» KETENTUAN LATIHAN:
- A) Jawablah pertanyaan berikut berdasarkan bacaan tentang maiyahan bersama Cak Nun.
(i) Lagu dari grup mana yang dinyanyikan Mas Doni?
(ii) Dalam ranah ibadah apa bid'ah tidak boleh dilakukan?
(iii) Apa sebutan Rasulullah bagi kita yang hidup tidak semasa beliau?
- B) Tuliskan kembali dengan persis bagian bacaan tentang maiyahan bersama Cak Nun dari "Cak Nun pun" sampai "bahwa itu buruk.".
- C) Teruskan bacaan tentang maiyahan bersama Cak Nun mulai setelah kalimat terakhirnya.

» BACAAN YANG DISEDIAKAN:
Cak Nun lalu meminta Mas Doni, vokalis KiaiKanjeng untuk menyapa dunia. Melalui KiaiKanjeng, Cak Nun ingin menunjukkan betapa kita mampu menampung segala macam jenis orang. Kemudian, Mas Doni menyanyikan salah satu lagu Maroon 5 dengan iringan musik Jawa khas KiaiKanjeng.

Cak Nun lalu membuka dialog kepada hadirin. Salah seorang perempuan yang hadir malam itu pun angkat bicara. “Shalawat memang ungkapan rasa cinta kepada Nabi Muhammad, tapi kalau cuma kata-kata tanpa dibarengi tindakan bagaimana? Kenapa kita harus bersholawat?” tanyanya pada Cak Nun.

Cak Nun pun menegaskan kembali bahwa bershalawat merupakan ungkapan rasa cinta kepada Nabi Muhammad. Tentu hal itu juga dibarengi tindakan lainnya. Lebih lanjut Cak Nun menjelaskan shalawat seringkali disalah-salahkan karena dianggap bid’ah. Untuk itu, Cak Nun menegaskan bahwa bid’ah boleh dilakukan, apabila masih dalam ranah ibadah muammalah. Sedangkan, dalam ranah ibadah mahdloh, bid’ah tak boleh dilakukan. “Kalau melakukan salat, jelas panduannya, yakni sebagaimana Nabi lakukan (shollu raitumuuni usholli). Jangan lantas dipadukan dengan gerakan yoga, misalnya,” Cak Nun memberikan contoh dan disambut tawa hadirin.

Seperti maiyahan pada malam ini adalah aplikasi dalam me-Muhammad-kan diri. Semua yang hadir mencari kebaikan. Orang-orang di kota hari-hari ini cenderung mencari kejelekan orang lain, maka dalam maiyahan kita selalu mencari kebaikan dari yang dikatakan orang bahwa itu buruk.

Cak Nun menambahkan terkait shalawatan tadi, kita yang hidup sangat jauh dari masa kehidupan Rasulullah sungguh-sungguh sangat beruntung. Semua yang hidup semasa atau bersama-sama Rasulullah disebut sahabat. Sedangkan Rasulullah menyebut kita yang hidup tidak semasa beliau sebagai saudaranya. Maka optimislah selalu dan bersyukur. Karena Allah sangat menyayangi kita yang tidak pernah berjumpa Rasulullah tapi banyak bershalawat kepada beliau.

Entri Tersimpan:
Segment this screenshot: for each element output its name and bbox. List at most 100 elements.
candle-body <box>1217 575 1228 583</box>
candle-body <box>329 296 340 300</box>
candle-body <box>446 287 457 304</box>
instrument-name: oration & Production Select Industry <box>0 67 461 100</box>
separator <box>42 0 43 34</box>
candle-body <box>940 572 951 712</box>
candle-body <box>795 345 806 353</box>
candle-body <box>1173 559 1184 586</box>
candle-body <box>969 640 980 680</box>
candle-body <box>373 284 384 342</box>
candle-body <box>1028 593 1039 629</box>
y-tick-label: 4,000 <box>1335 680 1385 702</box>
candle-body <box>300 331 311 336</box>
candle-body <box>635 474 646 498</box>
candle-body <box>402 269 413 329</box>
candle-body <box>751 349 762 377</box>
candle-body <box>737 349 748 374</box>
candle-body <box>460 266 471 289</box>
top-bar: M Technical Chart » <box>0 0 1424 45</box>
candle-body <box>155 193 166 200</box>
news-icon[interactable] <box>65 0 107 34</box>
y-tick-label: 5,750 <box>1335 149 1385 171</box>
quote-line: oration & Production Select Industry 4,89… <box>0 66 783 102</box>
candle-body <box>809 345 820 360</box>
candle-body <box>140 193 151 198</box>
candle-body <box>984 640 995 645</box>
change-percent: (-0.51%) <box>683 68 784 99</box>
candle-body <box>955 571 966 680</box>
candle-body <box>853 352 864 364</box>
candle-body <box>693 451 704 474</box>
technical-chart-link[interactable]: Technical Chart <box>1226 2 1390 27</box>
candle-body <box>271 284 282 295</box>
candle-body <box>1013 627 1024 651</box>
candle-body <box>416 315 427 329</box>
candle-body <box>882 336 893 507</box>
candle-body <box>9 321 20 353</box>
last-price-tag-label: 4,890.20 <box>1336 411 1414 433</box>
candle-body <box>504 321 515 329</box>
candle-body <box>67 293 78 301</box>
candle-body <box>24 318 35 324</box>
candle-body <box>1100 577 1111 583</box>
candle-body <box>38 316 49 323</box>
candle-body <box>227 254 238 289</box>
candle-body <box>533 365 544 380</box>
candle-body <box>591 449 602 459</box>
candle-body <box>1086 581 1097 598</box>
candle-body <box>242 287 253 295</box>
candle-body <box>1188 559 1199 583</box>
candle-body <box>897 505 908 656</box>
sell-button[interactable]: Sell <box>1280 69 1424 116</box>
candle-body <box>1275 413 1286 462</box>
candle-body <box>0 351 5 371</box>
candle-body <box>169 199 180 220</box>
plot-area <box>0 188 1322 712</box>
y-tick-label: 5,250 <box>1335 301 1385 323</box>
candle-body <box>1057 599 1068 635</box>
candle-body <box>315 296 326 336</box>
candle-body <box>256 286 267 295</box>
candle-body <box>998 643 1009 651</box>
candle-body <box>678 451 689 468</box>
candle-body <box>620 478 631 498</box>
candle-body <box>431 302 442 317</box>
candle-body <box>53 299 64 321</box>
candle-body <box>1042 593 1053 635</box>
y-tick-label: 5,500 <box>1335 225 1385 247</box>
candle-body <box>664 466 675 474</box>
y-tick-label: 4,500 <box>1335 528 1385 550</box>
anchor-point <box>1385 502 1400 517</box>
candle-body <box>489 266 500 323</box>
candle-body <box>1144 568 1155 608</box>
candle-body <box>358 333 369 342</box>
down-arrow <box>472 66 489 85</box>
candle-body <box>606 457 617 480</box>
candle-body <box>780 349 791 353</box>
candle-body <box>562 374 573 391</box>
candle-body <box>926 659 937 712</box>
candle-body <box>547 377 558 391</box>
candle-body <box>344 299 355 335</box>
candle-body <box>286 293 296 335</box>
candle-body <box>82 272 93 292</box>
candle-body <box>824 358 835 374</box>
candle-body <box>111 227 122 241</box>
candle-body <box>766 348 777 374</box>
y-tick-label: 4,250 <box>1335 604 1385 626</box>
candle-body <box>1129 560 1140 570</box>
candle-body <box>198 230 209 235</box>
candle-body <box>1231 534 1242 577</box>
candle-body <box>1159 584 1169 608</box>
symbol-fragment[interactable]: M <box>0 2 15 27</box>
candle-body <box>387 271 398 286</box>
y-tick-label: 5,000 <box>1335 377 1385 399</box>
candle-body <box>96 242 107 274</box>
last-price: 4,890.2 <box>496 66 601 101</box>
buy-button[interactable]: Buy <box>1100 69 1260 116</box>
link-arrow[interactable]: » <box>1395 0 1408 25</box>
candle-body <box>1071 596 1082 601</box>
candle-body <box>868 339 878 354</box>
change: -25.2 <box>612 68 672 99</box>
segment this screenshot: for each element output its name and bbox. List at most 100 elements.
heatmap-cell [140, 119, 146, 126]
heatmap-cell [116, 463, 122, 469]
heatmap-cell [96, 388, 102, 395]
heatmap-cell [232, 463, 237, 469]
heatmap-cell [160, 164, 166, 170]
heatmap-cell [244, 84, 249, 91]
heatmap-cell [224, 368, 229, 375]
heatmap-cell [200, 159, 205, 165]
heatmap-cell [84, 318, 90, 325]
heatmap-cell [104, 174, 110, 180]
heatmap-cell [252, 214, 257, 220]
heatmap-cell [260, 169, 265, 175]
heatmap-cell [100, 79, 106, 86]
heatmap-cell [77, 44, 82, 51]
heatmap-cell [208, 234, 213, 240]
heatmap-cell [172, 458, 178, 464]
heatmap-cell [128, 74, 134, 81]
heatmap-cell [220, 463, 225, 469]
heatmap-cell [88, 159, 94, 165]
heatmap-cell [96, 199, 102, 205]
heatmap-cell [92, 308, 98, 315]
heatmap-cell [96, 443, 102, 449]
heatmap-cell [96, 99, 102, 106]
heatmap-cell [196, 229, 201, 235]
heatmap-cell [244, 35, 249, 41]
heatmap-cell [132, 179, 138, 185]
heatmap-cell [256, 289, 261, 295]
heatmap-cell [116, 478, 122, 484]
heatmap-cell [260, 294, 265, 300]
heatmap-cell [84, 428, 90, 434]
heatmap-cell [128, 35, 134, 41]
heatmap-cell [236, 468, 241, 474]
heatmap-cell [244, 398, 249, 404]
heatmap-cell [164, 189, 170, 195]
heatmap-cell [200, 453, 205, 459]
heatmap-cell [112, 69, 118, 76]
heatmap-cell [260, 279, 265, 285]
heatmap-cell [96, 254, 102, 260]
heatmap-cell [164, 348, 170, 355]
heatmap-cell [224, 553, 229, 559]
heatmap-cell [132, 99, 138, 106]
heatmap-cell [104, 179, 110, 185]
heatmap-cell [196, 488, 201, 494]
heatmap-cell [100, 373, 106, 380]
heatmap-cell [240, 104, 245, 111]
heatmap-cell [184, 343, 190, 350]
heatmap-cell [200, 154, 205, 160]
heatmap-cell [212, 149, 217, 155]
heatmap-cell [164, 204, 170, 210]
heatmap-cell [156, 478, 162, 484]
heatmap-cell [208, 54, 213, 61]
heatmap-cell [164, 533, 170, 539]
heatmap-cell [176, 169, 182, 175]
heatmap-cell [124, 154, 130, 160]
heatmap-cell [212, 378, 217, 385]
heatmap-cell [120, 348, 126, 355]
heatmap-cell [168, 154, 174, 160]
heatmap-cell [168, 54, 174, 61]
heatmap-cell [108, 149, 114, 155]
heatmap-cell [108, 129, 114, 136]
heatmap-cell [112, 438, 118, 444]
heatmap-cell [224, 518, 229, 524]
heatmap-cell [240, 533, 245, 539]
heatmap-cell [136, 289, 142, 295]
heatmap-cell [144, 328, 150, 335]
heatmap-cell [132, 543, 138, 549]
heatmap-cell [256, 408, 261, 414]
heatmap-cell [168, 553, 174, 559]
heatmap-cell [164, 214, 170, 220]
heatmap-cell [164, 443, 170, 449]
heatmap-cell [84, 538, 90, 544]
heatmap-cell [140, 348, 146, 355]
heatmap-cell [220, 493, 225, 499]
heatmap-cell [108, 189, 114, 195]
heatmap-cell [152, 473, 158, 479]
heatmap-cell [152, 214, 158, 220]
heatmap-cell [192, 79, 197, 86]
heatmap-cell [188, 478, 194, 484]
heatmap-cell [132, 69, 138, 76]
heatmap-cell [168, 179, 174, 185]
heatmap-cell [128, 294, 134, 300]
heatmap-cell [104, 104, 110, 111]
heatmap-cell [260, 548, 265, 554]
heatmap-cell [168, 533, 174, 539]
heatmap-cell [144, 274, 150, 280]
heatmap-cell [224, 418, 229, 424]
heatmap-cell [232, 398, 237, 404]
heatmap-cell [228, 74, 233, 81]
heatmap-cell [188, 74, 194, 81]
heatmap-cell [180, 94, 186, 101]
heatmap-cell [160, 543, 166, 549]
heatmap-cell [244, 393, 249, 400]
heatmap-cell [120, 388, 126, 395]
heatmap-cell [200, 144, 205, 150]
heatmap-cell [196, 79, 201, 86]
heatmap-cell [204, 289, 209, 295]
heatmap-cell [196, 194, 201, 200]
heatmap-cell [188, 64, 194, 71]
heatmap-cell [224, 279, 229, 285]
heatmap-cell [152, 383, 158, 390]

» JAWABAN TIAP SOAL:
- A)
(i) Maroon 5
(ii) Ibadah mahdloh
(iii) Saudaranya

- B)
Cak Nun pun menegaskan kembali bahwa bershalawat merupakan ungkapan rasa cinta kepada Nabi Muhammad. Tentu hal itu juga dibarengi tindakan lainnya. Lebih lanjut Cak Nun menjelaskan shalawat seringkali disalah-salahkan karena dianggap bid’ah. Untuk itu, Cak Nun menegaskan bahwa bid’ah boleh dilakukan, apabila masih dalam ranah ibadah muammalah. Sedangkan, dalam ranah ibadah mahdloh, bid’ah tak boleh dilakukan. “Kalau melakukan salat, jelas panduannya, yakni sebagaimana Nabi lakukan (shollu raitumuuni usholli). Jangan lantas dipadukan dengan gerakan yoga, misalnya,” Cak Nun memberikan contoh dan disambut tawa hadirin.

Seperti maiyahan pada malam ini adalah aplikasi dalam me-Muhammad-kan diri. Semua yang hadir mencari kebaikan. Orang-orang di kota hari-hari ini cenderung mencari kejelekan orang lain, maka dalam maiyahan kita selalu mencari kebaikan dari yang dikatakan orang bahwa itu buruk.

- C)
Untuk mempertegas penjelasannya, Cak Nun kemudian meminta Kyai Muzammil untuk menjelaskan perkara bid’ah. “Bid’ah itu menciptakan tanpa contoh,” tutur Kyai Muzammil mengawali penjelasannya. Allah SWT, tegas Kyai Muzammil adalah contoh konkret pencipta tanpa contoh. Maka, Allah SWT disebut juga Al Mubdi’. Kyai Muzammil bertanya pada hadirin, “Shalawatan itu hukumnya apa?” Kiai Muzammil pun melontarkan pertanyaan kembali: “Mengikuti Nabi itu wajib atau tidak?” Menurutnya seseorang itu bisa mengikuti Nabi Muhammad kalau punya rasa cinta. Nah, apakah rasa cinta datang tiba-tiba? Jelas tidak. Maka dari itu, kita harus memperbanyak bershalawat kepada Nabi Muhammad SAW.

Turunan akibat dari sekulerisme adalah pandangan bahwa agama tidak boleh dicampuradukkan dengan budaya. Padahal budaya adalah wadah bagi agama. Pakaian adalah produk budaya. Jika tidak boleh dicampuradukkan dengan agama, maka jangan berpakaian dalam beribadah ritual keagamaan.

Kemudian ada tuduhan menyerupai suatu kaum. Jika tidak ada parameter tegas mengenai “menyerupai” itu, maka tinggalkan segala hal yang kita lakukan yang bukan diri kita. Kita lupa dari mana asalnya kacamata, dari mana asalnya jam tangan. Banyak hal kini yang kita gunakan bukan dari diri kita.

Lagu Malam Kudus, Shalawat, dan lain-lain, dalam Islam itu masuk dimensi muamalah, bukan ajaran mahdloh Allah. Lagu Malam Kudus dikarang oleh umat Kristen untuk menghormati Yesus. Sama halnya shalawat adalah karangan umat Islam untuk menunjukkan betapa sayangnya kepada Rasulullah.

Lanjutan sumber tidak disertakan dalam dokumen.